Provided records:
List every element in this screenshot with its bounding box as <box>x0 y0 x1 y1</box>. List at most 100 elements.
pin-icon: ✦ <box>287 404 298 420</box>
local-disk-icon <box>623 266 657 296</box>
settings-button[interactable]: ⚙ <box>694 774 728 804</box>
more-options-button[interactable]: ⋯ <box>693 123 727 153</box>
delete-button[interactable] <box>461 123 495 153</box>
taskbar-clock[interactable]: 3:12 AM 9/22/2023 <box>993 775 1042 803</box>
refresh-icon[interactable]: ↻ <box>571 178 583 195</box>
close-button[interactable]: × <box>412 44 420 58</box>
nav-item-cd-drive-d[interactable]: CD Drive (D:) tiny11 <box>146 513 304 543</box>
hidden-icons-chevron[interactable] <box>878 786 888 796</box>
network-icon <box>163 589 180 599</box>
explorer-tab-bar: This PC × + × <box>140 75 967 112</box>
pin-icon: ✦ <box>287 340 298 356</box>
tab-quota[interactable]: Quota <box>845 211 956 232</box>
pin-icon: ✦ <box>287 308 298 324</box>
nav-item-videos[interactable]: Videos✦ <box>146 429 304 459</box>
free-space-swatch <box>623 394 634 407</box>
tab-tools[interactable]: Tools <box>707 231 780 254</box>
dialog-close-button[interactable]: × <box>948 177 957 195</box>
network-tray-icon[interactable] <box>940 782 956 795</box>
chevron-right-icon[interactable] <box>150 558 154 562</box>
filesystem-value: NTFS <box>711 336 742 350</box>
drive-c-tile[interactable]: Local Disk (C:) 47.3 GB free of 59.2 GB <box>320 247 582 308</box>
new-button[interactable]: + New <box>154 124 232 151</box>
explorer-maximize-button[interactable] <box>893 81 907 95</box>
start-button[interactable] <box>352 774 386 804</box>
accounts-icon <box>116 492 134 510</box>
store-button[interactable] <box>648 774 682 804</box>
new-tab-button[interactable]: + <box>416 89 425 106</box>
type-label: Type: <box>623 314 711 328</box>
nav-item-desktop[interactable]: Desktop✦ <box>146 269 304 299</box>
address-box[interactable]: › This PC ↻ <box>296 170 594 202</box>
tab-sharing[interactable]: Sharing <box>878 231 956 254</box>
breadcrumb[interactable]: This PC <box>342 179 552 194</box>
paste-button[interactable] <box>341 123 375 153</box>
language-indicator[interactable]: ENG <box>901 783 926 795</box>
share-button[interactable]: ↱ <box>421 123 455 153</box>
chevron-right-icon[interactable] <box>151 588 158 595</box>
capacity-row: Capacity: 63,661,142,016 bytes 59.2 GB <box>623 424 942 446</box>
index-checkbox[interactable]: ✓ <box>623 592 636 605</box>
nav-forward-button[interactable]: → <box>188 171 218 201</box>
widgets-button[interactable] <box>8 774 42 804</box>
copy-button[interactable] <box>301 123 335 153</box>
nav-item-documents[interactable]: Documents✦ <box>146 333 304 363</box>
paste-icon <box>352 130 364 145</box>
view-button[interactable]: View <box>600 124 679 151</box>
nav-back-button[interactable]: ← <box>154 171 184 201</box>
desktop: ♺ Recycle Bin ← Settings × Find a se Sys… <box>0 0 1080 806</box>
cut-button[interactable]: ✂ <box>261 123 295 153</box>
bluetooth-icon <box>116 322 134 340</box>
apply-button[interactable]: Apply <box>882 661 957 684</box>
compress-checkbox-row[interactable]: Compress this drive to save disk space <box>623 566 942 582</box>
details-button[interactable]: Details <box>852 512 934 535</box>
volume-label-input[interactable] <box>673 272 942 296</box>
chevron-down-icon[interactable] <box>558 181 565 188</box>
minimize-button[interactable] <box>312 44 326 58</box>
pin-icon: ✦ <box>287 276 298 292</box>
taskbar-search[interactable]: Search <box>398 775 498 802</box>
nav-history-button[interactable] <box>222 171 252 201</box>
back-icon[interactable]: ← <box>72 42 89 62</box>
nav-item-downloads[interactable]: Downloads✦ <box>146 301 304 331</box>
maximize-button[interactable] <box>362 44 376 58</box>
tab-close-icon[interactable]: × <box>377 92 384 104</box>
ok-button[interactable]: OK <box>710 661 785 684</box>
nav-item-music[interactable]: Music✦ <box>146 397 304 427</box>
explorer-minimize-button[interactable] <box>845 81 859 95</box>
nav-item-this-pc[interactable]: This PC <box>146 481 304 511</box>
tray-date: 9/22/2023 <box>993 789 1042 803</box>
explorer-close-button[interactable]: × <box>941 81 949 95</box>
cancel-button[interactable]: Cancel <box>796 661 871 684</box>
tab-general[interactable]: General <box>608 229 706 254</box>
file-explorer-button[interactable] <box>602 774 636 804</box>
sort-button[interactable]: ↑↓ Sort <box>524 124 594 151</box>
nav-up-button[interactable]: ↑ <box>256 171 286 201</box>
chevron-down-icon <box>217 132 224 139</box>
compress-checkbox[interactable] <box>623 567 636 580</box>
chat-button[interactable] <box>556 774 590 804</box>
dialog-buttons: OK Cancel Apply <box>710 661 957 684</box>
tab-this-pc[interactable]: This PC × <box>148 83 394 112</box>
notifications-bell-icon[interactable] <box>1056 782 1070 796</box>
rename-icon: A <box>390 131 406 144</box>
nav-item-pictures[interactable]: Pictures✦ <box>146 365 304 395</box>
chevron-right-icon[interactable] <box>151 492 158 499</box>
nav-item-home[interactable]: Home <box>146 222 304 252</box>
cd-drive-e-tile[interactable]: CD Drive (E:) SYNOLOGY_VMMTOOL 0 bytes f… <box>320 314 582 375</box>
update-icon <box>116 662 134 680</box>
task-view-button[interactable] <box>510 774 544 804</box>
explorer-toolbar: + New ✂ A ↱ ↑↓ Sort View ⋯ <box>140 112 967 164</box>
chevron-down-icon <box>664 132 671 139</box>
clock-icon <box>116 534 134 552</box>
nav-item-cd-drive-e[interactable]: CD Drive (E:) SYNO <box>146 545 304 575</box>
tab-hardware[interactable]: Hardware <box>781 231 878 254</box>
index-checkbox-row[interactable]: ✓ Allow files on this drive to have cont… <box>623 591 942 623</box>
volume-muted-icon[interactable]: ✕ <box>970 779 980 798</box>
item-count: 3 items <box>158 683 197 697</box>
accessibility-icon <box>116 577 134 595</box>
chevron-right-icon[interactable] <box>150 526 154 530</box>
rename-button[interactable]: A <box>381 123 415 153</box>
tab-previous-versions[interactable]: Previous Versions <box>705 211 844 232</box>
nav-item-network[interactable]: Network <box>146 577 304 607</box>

Aim of the exercise:
Could you copy out all of the rows above verbatim, keeping every line as it stands?

Solved exercise:
List every element in this screenshot with its bounding box as <box>x0 y0 x1 y1</box>. List at most 100 elements.
pin-icon: ✦ <box>287 404 298 420</box>
local-disk-icon <box>623 266 657 296</box>
settings-button[interactable]: ⚙ <box>694 774 728 804</box>
more-options-button[interactable]: ⋯ <box>693 123 727 153</box>
delete-button[interactable] <box>461 123 495 153</box>
taskbar-clock[interactable]: 3:12 AM 9/22/2023 <box>993 775 1042 803</box>
refresh-icon[interactable]: ↻ <box>571 178 583 195</box>
close-button[interactable]: × <box>412 44 420 58</box>
nav-item-cd-drive-d[interactable]: CD Drive (D:) tiny11 <box>146 513 304 543</box>
hidden-icons-chevron[interactable] <box>878 786 888 796</box>
network-icon <box>163 589 180 599</box>
explorer-tab-bar: This PC × + × <box>140 75 967 112</box>
pin-icon: ✦ <box>287 340 298 356</box>
tab-quota[interactable]: Quota <box>845 211 956 232</box>
pin-icon: ✦ <box>287 308 298 324</box>
nav-item-videos[interactable]: Videos✦ <box>146 429 304 459</box>
free-space-swatch <box>623 394 634 407</box>
tab-tools[interactable]: Tools <box>707 231 780 254</box>
dialog-close-button[interactable]: × <box>948 177 957 195</box>
network-tray-icon[interactable] <box>940 782 956 795</box>
chevron-right-icon[interactable] <box>150 558 154 562</box>
filesystem-value: NTFS <box>711 336 742 350</box>
drive-c-tile[interactable]: Local Disk (C:) 47.3 GB free of 59.2 GB <box>320 247 582 308</box>
new-button[interactable]: + New <box>154 124 232 151</box>
explorer-maximize-button[interactable] <box>893 81 907 95</box>
start-button[interactable] <box>352 774 386 804</box>
accounts-icon <box>116 492 134 510</box>
store-button[interactable] <box>648 774 682 804</box>
new-tab-button[interactable]: + <box>416 89 425 106</box>
type-label: Type: <box>623 314 711 328</box>
nav-item-desktop[interactable]: Desktop✦ <box>146 269 304 299</box>
address-box[interactable]: › This PC ↻ <box>296 170 594 202</box>
tab-sharing[interactable]: Sharing <box>878 231 956 254</box>
breadcrumb[interactable]: This PC <box>342 179 552 194</box>
paste-button[interactable] <box>341 123 375 153</box>
language-indicator[interactable]: ENG <box>901 783 926 795</box>
share-button[interactable]: ↱ <box>421 123 455 153</box>
chevron-right-icon[interactable] <box>151 588 158 595</box>
capacity-row: Capacity: 63,661,142,016 bytes 59.2 GB <box>623 424 942 446</box>
index-checkbox[interactable]: ✓ <box>623 592 636 605</box>
nav-forward-button[interactable]: → <box>188 171 218 201</box>
widgets-button[interactable] <box>8 774 42 804</box>
copy-button[interactable] <box>301 123 335 153</box>
nav-item-documents[interactable]: Documents✦ <box>146 333 304 363</box>
paste-icon <box>352 130 364 145</box>
view-button[interactable]: View <box>600 124 679 151</box>
nav-back-button[interactable]: ← <box>154 171 184 201</box>
desktop: ♺ Recycle Bin ← Settings × Find a se Sys… <box>0 0 1080 806</box>
cut-button[interactable]: ✂ <box>261 123 295 153</box>
bluetooth-icon <box>116 322 134 340</box>
apply-button[interactable]: Apply <box>882 661 957 684</box>
compress-checkbox-row[interactable]: Compress this drive to save disk space <box>623 566 942 582</box>
details-button[interactable]: Details <box>852 512 934 535</box>
volume-label-input[interactable] <box>673 272 942 296</box>
chevron-down-icon[interactable] <box>558 181 565 188</box>
minimize-button[interactable] <box>312 44 326 58</box>
pin-icon: ✦ <box>287 276 298 292</box>
taskbar-search[interactable]: Search <box>398 775 498 802</box>
nav-history-button[interactable] <box>222 171 252 201</box>
back-icon[interactable]: ← <box>72 42 89 62</box>
nav-item-downloads[interactable]: Downloads✦ <box>146 301 304 331</box>
maximize-button[interactable] <box>362 44 376 58</box>
tab-close-icon[interactable]: × <box>377 92 384 104</box>
ok-button[interactable]: OK <box>710 661 785 684</box>
nav-item-music[interactable]: Music✦ <box>146 397 304 427</box>
explorer-minimize-button[interactable] <box>845 81 859 95</box>
nav-item-this-pc[interactable]: This PC <box>146 481 304 511</box>
tray-date: 9/22/2023 <box>993 789 1042 803</box>
explorer-close-button[interactable]: × <box>941 81 949 95</box>
cancel-button[interactable]: Cancel <box>796 661 871 684</box>
tab-general[interactable]: General <box>608 229 706 254</box>
file-explorer-button[interactable] <box>602 774 636 804</box>
sort-button[interactable]: ↑↓ Sort <box>524 124 594 151</box>
nav-up-button[interactable]: ↑ <box>256 171 286 201</box>
chevron-down-icon <box>217 132 224 139</box>
compress-checkbox[interactable] <box>623 567 636 580</box>
chat-button[interactable] <box>556 774 590 804</box>
dialog-buttons: OK Cancel Apply <box>710 661 957 684</box>
tab-this-pc[interactable]: This PC × <box>148 83 394 112</box>
notifications-bell-icon[interactable] <box>1056 782 1070 796</box>
rename-icon: A <box>390 131 406 144</box>
nav-item-pictures[interactable]: Pictures✦ <box>146 365 304 395</box>
chevron-right-icon[interactable] <box>151 492 158 499</box>
nav-item-home[interactable]: Home <box>146 222 304 252</box>
cd-drive-e-tile[interactable]: CD Drive (E:) SYNOLOGY_VMMTOOL 0 bytes f… <box>320 314 582 375</box>
update-icon <box>116 662 134 680</box>
task-view-button[interactable] <box>510 774 544 804</box>
explorer-toolbar: + New ✂ A ↱ ↑↓ Sort View ⋯ <box>140 112 967 164</box>
chevron-down-icon <box>664 132 671 139</box>
clock-icon <box>116 534 134 552</box>
nav-item-cd-drive-e[interactable]: CD Drive (E:) SYNO <box>146 545 304 575</box>
tab-hardware[interactable]: Hardware <box>781 231 878 254</box>
index-checkbox-row[interactable]: ✓ Allow files on this drive to have cont… <box>623 591 942 623</box>
volume-muted-icon[interactable]: ✕ <box>970 779 980 798</box>
item-count: 3 items <box>158 683 197 697</box>
accessibility-icon <box>116 577 134 595</box>
chevron-right-icon[interactable] <box>150 526 154 530</box>
rename-button[interactable]: A <box>381 123 415 153</box>
tab-previous-versions[interactable]: Previous Versions <box>705 211 844 232</box>
nav-item-network[interactable]: Network <box>146 577 304 607</box>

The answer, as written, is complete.